### Exercise goal
Each line containing the word "vítr" must be reported.

— begin Extracted information —

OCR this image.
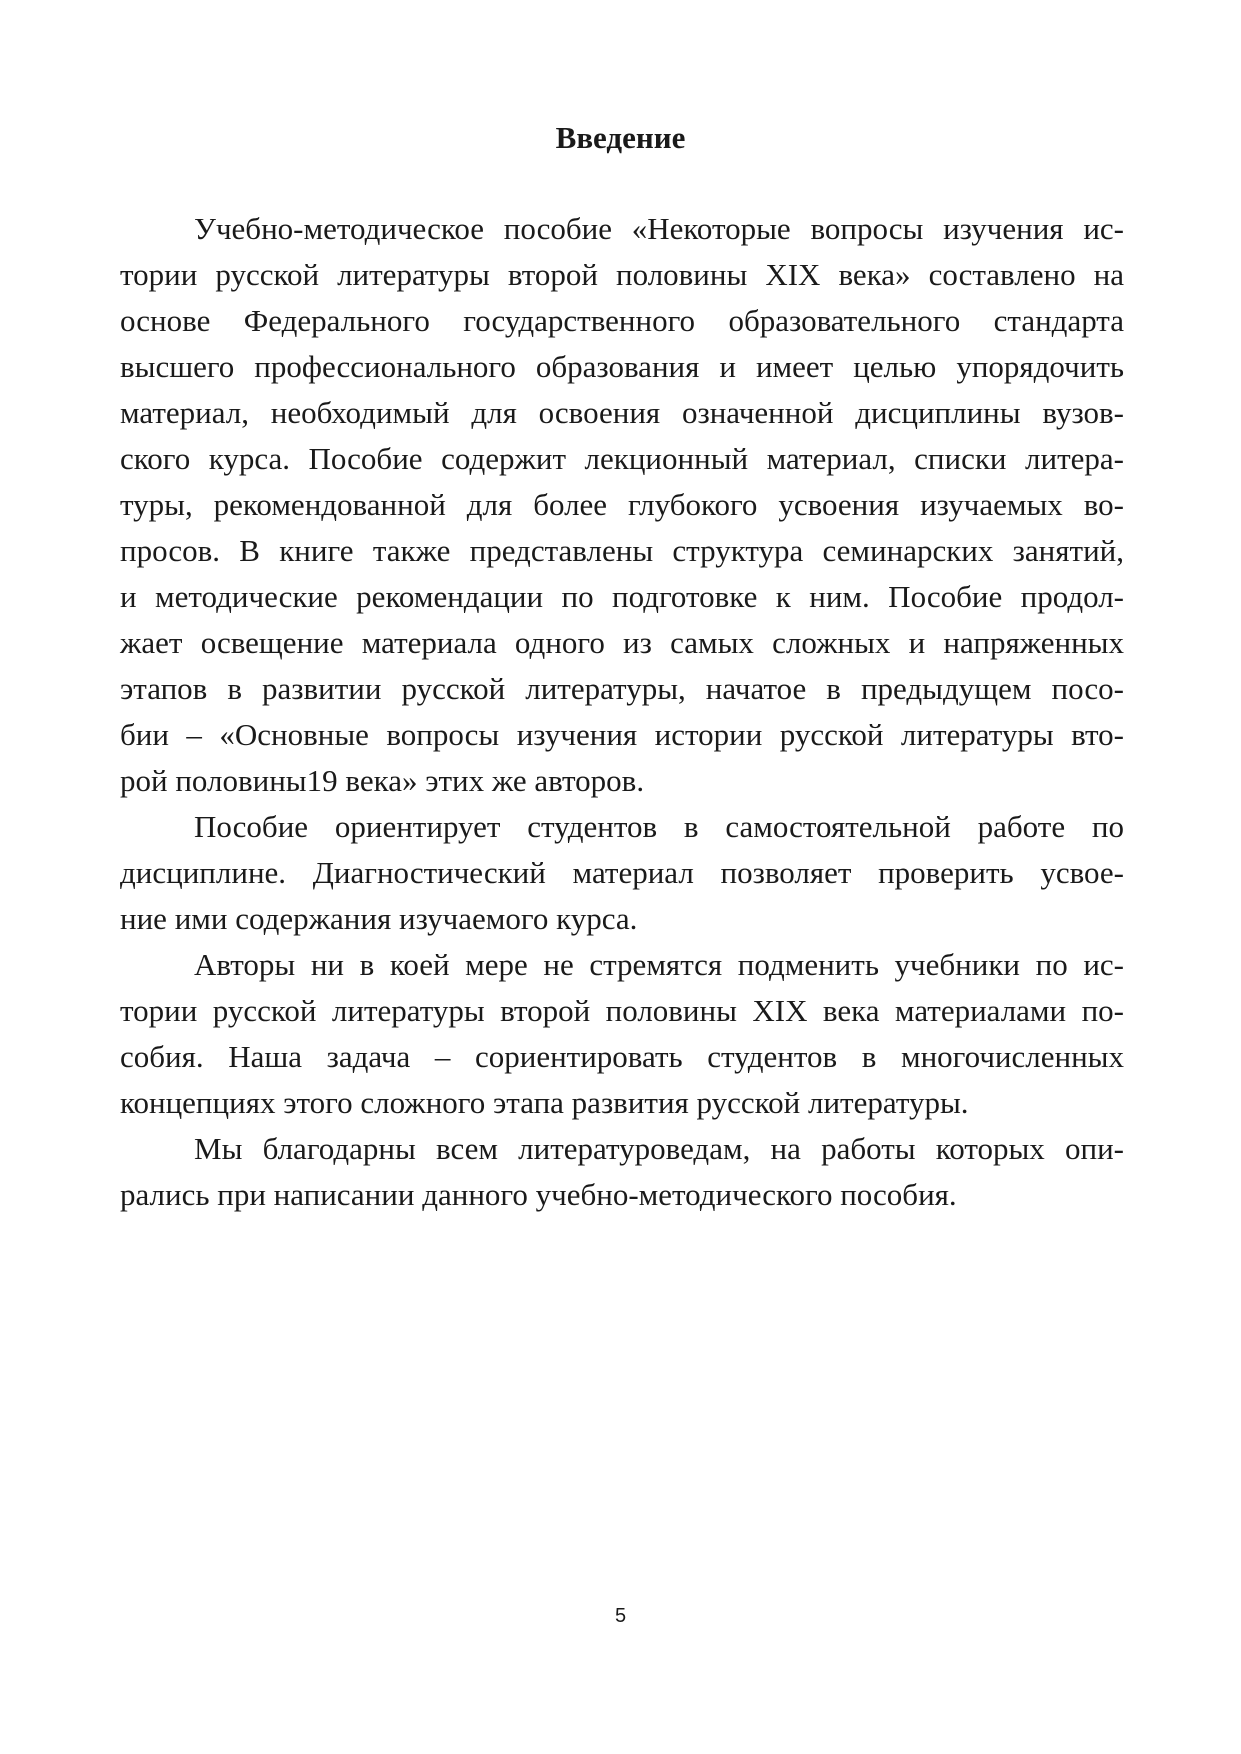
Введение

Учебно-методическое пособие «Некоторые вопросы изучения ис-
тории русской литературы второй половины XIX века» составлено на
основе Федерального государственного образовательного стандарта
высшего профессионального образования и имеет целью упорядочить
материал, необходимый для освоения означенной дисциплины вузов-
ского курса. Пособие содержит лекционный материал, списки литера-
туры, рекомендованной для более глубокого усвоения изучаемых во-
просов. В книге также представлены структура семинарских занятий,
и методические рекомендации по подготовке к ним. Пособие продол-
жает освещение материала одного из самых сложных и напряженных
этапов в развитии русской литературы, начатое в предыдущем посо-
бии – «Основные вопросы изучения истории русской литературы вто-
рой половины19 века» этих же авторов.

Пособие ориентирует студентов в самостоятельной работе по
дисциплине. Диагностический материал позволяет проверить усвое-
ние ими содержания изучаемого курса.

Авторы ни в коей мере не стремятся подменить учебники по ис-
тории русской литературы второй половины XIX века материалами по-
собия. Наша задача – сориентировать студентов в многочисленных
концепциях этого сложного этапа развития русской литературы.

Мы благодарны всем литературоведам, на работы которых опи-
рались при написании данного учебно-методического пособия.

5
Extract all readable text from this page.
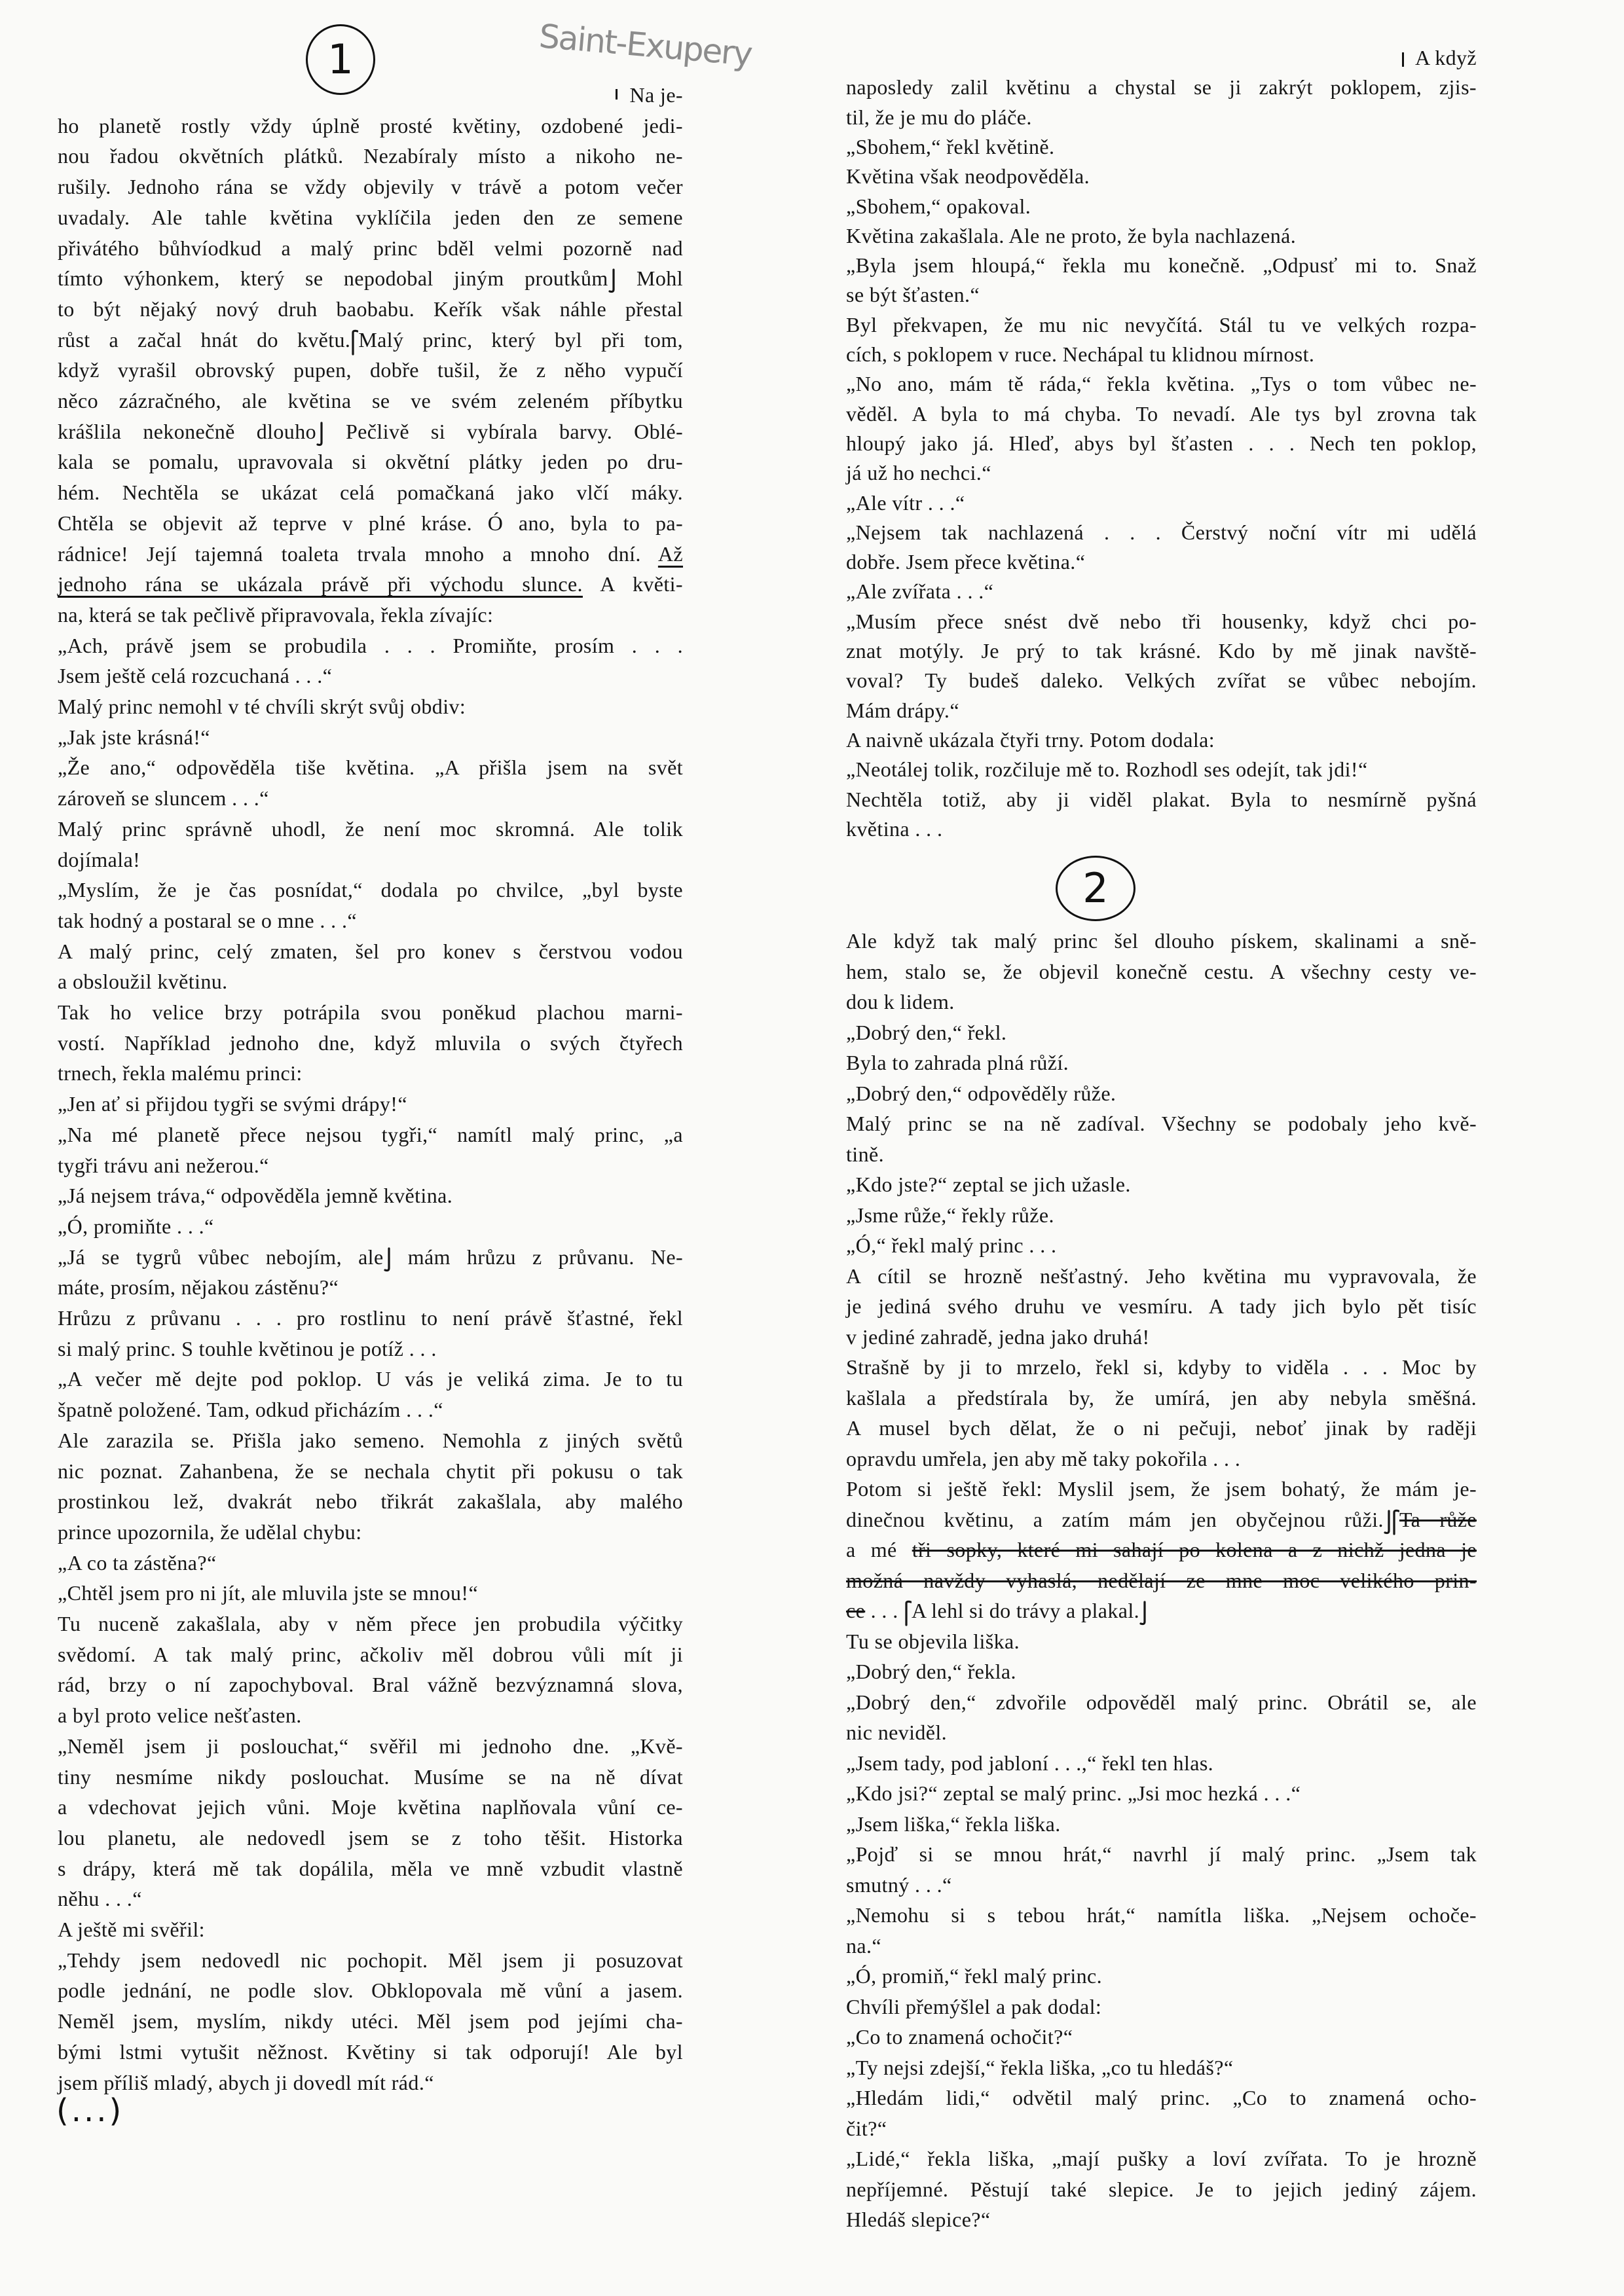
Saint-Exupery
1
2
Na je-
ho planetě rostly vždy úplně prosté květiny, ozdobené jedi-
nou řadou okvětních plátků. Nezabíraly místo a nikoho ne-
rušily. Jednoho rána se vždy objevily v trávě a potom večer
uvadaly. Ale tahle květina vyklíčila jeden den ze semene
přivátého bůhvíodkud a malý princ bděl velmi pozorně nad
tímto výhonkem, který se nepodobal jiným proutkům
Mohl
to být nějaký nový druh baobabu. Keřík však náhle přestal
růst a začal hnát do květu. Malý princ, který byl při tom,
když vyrašil obrovský pupen, dobře tušil, že z něho vypučí
něco zázračného, ale květina se ve svém zeleném příbytku
krášlila nekonečně dlouho
Pečlivě si vybírala barvy. Oblé-
kala se pomalu, upravovala si okvětní plátky jeden po dru-
hém. Nechtěla se ukázat celá pomačkaná jako vlčí máky.
Chtěla se objevit až teprve v plné kráse. Ó ano, byla to pa-
rádnice! Její tajemná toaleta trvala mnoho a mnoho dní. Až
jednoho rána se ukázala právě při východu slunce. A květi-
na, která se tak pečlivě připravovala, řekla zívajíc:
„Ach, právě jsem se probudila . . . Promiňte, prosím . . .
Jsem ještě celá rozcuchaná . . .“
Malý princ nemohl v té chvíli skrýt svůj obdiv:
„Jak jste krásná!“
„Že ano,“ odpověděla tiše květina. „A přišla jsem na svět
zároveň se sluncem . . .“
Malý princ správně uhodl, že není moc skromná. Ale tolik
dojímala!
„Myslím, že je čas posnídat,“ dodala po chvilce, „byl byste
tak hodný a postaral se o mne . . .“
A malý princ, celý zmaten, šel pro konev s čerstvou vodou
a obsloužil květinu.
Tak ho velice brzy potrápila svou poněkud plachou marni-
vostí. Například jednoho dne, když mluvila o svých čtyřech
trnech, řekla malému princi:
„Jen ať si přijdou tygři se svými drápy!“
„Na mé planetě přece nejsou tygři,“ namítl malý princ, „a
tygři trávu ani nežerou.“
„Já nejsem tráva,“ odpověděla jemně květina.
„Ó, promiňte . . .“
„Já se tygrů vůbec nebojím, ale
mám hrůzu z průvanu. Ne-
máte, prosím, nějakou zástěnu?“
Hrůzu z průvanu . . . pro rostlinu to není právě šťastné, řekl
si malý princ. S touhle květinou je potíž . . .
„A večer mě dejte pod poklop. U vás je veliká zima. Je to tu
špatně položené. Tam, odkud přicházím . . .“
Ale zarazila se. Přišla jako semeno. Nemohla z jiných světů
nic poznat. Zahanbena, že se nechala chytit při pokusu o tak
prostinkou lež, dvakrát nebo třikrát zakašlala, aby malého
prince upozornila, že udělal chybu:
„A co ta zástěna?“
„Chtěl jsem pro ni jít, ale mluvila jste se mnou!“
Tu nuceně zakašlala, aby v něm přece jen probudila výčitky
svědomí. A tak malý princ, ačkoliv měl dobrou vůli mít ji
rád, brzy o ní zapochyboval. Bral vážně bezvýznamná slova,
a byl proto velice nešťasten.
„Neměl jsem ji poslouchat,“ svěřil mi jednoho dne. „Kvě-
tiny nesmíme nikdy poslouchat. Musíme se na ně dívat
a vdechovat jejich vůni. Moje květina naplňovala vůní ce-
lou planetu, ale nedovedl jsem se z toho těšit. Historka
s drápy, která mě tak dopálila, měla ve mně vzbudit vlastně
něhu . . .“
A ještě mi svěřil:
„Tehdy jsem nedovedl nic pochopit. Měl jsem ji posuzovat
podle jednání, ne podle slov. Obklopovala mě vůní a jasem.
Neměl jsem, myslím, nikdy utéci. Měl jsem pod jejími cha-
bými lstmi vytušit něžnost. Květiny si tak odporují! Ale byl
jsem příliš mladý, abych ji dovedl mít rád.“
A když
naposledy zalil květinu a chystal se ji zakrýt poklopem, zjis-
til, že je mu do pláče.
„Sbohem,“ řekl květině.
Květina však neodpověděla.
„Sbohem,“ opakoval.
Květina zakašlala. Ale ne proto, že byla nachlazená.
„Byla jsem hloupá,“ řekla mu konečně. „Odpusť mi to. Snaž
se být šťasten.“
Byl překvapen, že mu nic nevyčítá. Stál tu ve velkých rozpa-
cích, s poklopem v ruce. Nechápal tu klidnou mírnost.
„No ano, mám tě ráda,“ řekla květina. „Tys o tom vůbec ne-
věděl. A byla to má chyba. To nevadí. Ale tys byl zrovna tak
hloupý jako já. Hleď, abys byl šťasten . . . Nech ten poklop,
já už ho nechci.“
„Ale vítr . . .“
„Nejsem tak nachlazená . . . Čerstvý noční vítr mi udělá
dobře. Jsem přece květina.“
„Ale zvířata . . .“
„Musím přece snést dvě nebo tři housenky, když chci po-
znat motýly. Je prý to tak krásné. Kdo by mě jinak navště-
voval? Ty budeš daleko. Velkých zvířat se vůbec nebojím.
Mám drápy.“
A naivně ukázala čtyři trny. Potom dodala:
„Neotálej tolik, rozčiluje mě to. Rozhodl ses odejít, tak jdi!“
Nechtěla totiž, aby ji viděl plakat. Byla to nesmírně pyšná
květina . . .
Ale když tak malý princ šel dlouho pískem, skalinami a sně-
hem, stalo se, že objevil konečně cestu. A všechny cesty ve-
dou k lidem.
„Dobrý den,“ řekl.
Byla to zahrada plná růží.
„Dobrý den,“ odpověděly růže.
Malý princ se na ně zadíval. Všechny se podobaly jeho kvě-
tině.
„Kdo jste?“ zeptal se jich užasle.
„Jsme růže,“ řekly růže.
„Ó,“ řekl malý princ . . .
A cítil se hrozně nešťastný. Jeho květina mu vypravovala, že
je jediná svého druhu ve vesmíru. A tady jich bylo pět tisíc
v jediné zahradě, jedna jako druhá!
Strašně by ji to mrzelo, řekl si, kdyby to viděla . . . Moc by
kašlala a předstírala by, že umírá, jen aby nebyla směšná.
A musel bych dělat, že o ni pečuji, neboť jinak by raději
opravdu umřela, jen aby mě taky pokořila . . .
Potom si ještě řekl: Myslil jsem, že jsem bohatý, že mám je-
dinečnou květinu, a zatím mám jen obyčejnou růži. Ta růže
a mé tři sopky, které mi sahají po kolena a z nichž jedna je
možná navždy vyhaslá, nedělají ze mne moc velikého prin-
ce . . .
A lehl si do trávy a plakal.
Tu se objevila liška.
„Dobrý den,“ řekla.
„Dobrý den,“ zdvořile odpověděl malý princ. Obrátil se, ale
nic neviděl.
„Jsem tady, pod jabloní . . .,“ řekl ten hlas.
„Kdo jsi?“ zeptal se malý princ. „Jsi moc hezká . . .“
„Jsem liška,“ řekla liška.
„Pojď si se mnou hrát,“ navrhl jí malý princ. „Jsem tak
smutný . . .“
„Nemohu si s tebou hrát,“ namítla liška. „Nejsem ochoče-
na.“
„Ó, promiň,“ řekl malý princ.
Chvíli přemýšlel a pak dodal:
„Co to znamená ochočit?“
„Ty nejsi zdejší,“ řekla liška, „co tu hledáš?“
„Hledám lidi,“ odvětil malý princ. „Co to znamená ocho-
čit?“
„Lidé,“ řekla liška, „mají pušky a loví zvířata. To je hrozně
nepříjemné. Pěstují také slepice. Je to jejich jediný zájem.
Hledáš slepice?“
(...)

— end Extracted information —

### Solution for this task
„Ale vítr . . .“
„Nejsem tak nachlazená . . . Čerstvý noční vítr mi udělá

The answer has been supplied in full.